● Stated exercise:
Lay out the material below as a Markdown table with the columns Row and Line, running from its first line through the line containing "battery-path-label: Battery path: [13, 70, 89, 84]". Leave out any blank lines.

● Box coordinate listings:

▬▬▬

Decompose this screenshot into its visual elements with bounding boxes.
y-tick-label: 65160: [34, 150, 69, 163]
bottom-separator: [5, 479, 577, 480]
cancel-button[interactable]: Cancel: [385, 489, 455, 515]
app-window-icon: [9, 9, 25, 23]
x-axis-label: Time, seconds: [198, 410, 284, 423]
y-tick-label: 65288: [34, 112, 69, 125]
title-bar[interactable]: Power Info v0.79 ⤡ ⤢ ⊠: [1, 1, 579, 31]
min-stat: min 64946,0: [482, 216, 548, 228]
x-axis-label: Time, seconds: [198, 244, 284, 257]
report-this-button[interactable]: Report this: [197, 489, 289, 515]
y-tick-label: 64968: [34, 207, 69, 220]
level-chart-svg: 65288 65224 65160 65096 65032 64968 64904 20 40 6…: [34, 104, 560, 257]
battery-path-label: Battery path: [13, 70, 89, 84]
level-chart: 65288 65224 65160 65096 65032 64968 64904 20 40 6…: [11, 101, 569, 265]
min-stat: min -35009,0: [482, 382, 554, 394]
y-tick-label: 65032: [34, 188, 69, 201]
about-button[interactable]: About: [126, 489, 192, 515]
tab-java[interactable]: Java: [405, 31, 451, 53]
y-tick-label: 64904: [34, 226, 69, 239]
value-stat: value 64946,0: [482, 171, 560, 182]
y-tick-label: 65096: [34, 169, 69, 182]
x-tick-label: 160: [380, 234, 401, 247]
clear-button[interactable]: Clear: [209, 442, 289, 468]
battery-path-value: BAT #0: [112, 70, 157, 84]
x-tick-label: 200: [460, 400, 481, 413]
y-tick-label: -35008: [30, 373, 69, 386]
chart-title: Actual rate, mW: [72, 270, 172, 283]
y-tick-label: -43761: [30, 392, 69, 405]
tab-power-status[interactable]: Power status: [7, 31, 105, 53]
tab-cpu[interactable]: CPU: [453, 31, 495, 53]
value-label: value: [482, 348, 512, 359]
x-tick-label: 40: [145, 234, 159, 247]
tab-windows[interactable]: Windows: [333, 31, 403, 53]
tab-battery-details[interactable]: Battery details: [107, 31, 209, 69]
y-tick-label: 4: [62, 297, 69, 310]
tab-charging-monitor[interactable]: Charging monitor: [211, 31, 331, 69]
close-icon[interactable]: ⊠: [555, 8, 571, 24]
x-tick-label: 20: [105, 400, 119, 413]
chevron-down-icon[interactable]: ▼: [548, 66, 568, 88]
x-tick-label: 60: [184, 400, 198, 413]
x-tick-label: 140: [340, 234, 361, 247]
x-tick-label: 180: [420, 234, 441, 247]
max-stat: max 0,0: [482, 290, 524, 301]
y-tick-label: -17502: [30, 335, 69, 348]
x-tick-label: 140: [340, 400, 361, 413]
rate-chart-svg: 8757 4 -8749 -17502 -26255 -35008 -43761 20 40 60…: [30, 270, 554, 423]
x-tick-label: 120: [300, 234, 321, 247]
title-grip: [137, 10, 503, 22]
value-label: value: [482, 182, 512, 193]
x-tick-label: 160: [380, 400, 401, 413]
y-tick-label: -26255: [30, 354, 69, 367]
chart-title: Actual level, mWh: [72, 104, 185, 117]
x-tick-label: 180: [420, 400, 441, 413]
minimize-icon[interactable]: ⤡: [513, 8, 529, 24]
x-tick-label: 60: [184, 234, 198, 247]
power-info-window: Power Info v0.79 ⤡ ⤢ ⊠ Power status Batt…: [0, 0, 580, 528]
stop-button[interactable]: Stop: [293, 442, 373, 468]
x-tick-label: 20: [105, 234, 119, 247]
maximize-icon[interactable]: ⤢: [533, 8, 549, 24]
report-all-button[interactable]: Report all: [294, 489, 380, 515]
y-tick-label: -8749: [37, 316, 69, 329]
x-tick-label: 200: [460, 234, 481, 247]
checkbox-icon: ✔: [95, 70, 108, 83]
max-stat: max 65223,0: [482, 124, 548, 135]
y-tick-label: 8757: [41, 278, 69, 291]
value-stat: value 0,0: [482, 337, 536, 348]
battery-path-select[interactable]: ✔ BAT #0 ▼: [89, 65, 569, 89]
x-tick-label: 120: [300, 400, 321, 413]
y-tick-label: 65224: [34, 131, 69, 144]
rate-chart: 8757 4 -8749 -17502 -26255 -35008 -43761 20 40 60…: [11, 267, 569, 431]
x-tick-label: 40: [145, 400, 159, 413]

▬▬▬

● Task result:
| Row | Line |
|---|---|
| 1 | Decompose this screenshot into its visual elements with bounding boxes. |
| 2 | y-tick-label: 65160: [34, 150, 69, 163] |
| 3 | bottom-separator: [5, 479, 577, 480] |
| 4 | cancel-button[interactable]: Cancel: [385, 489, 455, 515] |
| 5 | app-window-icon: [9, 9, 25, 23] |
| 6 | x-axis-label: Time, seconds: [198, 410, 284, 423] |
| 7 | y-tick-label: 65288: [34, 112, 69, 125] |
| 8 | title-bar[interactable]: Power Info v0.79 ⤡ ⤢ ⊠: [1, 1, 579, 31] |
| 9 | min-stat: min 64946,0: [482, 216, 548, 228] |
| 10 | x-axis-label: Time, seconds: [198, 244, 284, 257] |
| 11 | report-this-button[interactable]: Report this: [197, 489, 289, 515] |
| 12 | y-tick-label: 64968: [34, 207, 69, 220] |
| 13 | level-chart-svg: 65288 65224 65160 65096 65032 64968 64904 20 40 6…: [34, 104, 560, 257] |
| 14 | battery-path-label: Battery path: [13, 70, 89, 84] |